次の(a)〜(c)が本文の内容と合っているかを「はい」か「いいえ」で答えよ。それぞれ、判断の決め手となる本文の語句をそのまま引用して示せ。
(a) 朝食のパンは、チェルノーゼムで育てた小麦からできている。
(b) カレーライスに使う香辛料(ウコン)は、砂漠土で育つ。
(c) 電気ストーブの電気は、石炭で発電したものである。

● **本文**
------------------------------------------------------------------------
【社長のひとりごと】No.68-地球最後のナゾは「土」だった

 

 土壌の研修者・藤井氏は「平均的な日本人の土との関わりを再現しよう。朝食はチェルノーゼムで育てた小麦パンに北欧のポドゾルでとれたブルーベリー・ジャム。粘土集積土壌の飼料で育てた牛からとれるミルク。お昼は、アジアの熱帯雨林と強風化赤黄色土が育む香辛料(ウコン)を豊富に使ったカレーライスと火山灰土壌でとれた野菜サラダ。おやつに砂漠土のナツメヤシの入ったオタフクソースをかけたたこ焼きを頬張る。夜は未熟土でとれたおコメ、黄砂(若手土壌)に育まれた太平洋マグロのお刺身。シベリアの永久凍土地帯からやって来る冬将軍に怯えながら、ひび割れ粘土質土壌で生産されたコットンを泥炭土の化石である石炭で青く染めたジーンズをはき、石炭で発電した電気ストーブで温まる。そして、オキシソルを原材料にしたスマホを大切そうに握りしめている」と言います。
------------------------------------------------------------------------
● **データの内容**
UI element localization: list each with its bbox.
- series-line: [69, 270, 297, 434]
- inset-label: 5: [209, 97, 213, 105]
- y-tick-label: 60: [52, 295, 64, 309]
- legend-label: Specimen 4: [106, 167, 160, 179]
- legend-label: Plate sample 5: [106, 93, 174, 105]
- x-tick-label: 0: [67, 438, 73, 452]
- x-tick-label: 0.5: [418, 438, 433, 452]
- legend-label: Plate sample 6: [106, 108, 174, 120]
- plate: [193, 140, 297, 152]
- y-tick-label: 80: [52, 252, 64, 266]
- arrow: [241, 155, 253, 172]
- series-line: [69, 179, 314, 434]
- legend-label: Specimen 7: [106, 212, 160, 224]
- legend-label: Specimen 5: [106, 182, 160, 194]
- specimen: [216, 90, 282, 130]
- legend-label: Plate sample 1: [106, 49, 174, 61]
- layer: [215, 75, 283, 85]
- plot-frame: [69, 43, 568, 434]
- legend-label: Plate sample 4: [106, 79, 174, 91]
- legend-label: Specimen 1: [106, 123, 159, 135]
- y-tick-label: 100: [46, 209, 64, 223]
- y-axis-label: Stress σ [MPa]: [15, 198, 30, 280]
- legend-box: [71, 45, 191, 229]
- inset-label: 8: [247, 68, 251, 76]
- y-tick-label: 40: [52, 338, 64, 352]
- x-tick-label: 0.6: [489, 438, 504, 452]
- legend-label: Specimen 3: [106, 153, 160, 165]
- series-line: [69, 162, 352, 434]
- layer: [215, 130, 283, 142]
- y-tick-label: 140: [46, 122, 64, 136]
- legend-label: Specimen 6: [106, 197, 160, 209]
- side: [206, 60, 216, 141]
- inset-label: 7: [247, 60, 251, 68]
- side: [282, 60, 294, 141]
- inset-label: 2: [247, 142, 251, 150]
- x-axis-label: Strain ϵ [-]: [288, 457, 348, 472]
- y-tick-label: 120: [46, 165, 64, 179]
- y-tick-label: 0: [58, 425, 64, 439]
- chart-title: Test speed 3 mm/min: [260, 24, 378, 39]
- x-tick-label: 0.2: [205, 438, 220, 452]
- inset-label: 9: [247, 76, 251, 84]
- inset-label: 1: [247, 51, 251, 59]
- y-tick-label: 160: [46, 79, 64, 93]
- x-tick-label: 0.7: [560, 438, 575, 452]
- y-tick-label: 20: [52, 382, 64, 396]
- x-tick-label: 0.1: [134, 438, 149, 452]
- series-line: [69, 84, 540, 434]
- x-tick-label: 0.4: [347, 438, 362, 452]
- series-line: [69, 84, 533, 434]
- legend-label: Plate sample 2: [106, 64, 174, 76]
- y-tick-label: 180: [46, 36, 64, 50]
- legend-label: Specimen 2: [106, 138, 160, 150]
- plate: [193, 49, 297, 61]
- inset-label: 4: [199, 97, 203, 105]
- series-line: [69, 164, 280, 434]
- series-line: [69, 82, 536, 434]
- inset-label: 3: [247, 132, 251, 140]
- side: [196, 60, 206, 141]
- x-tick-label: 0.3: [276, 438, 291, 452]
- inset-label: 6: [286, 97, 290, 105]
------------------------------------------------------------------------
● **解答**
(a) はい。「朝食はチェルノーゼムで育てた小麦パン」
(b) いいえ。「アジアの熱帯雨林と強風化赤黄色土が育む香辛料(ウコン)」
(c) はい。「石炭で発電した電気ストーブで温まる」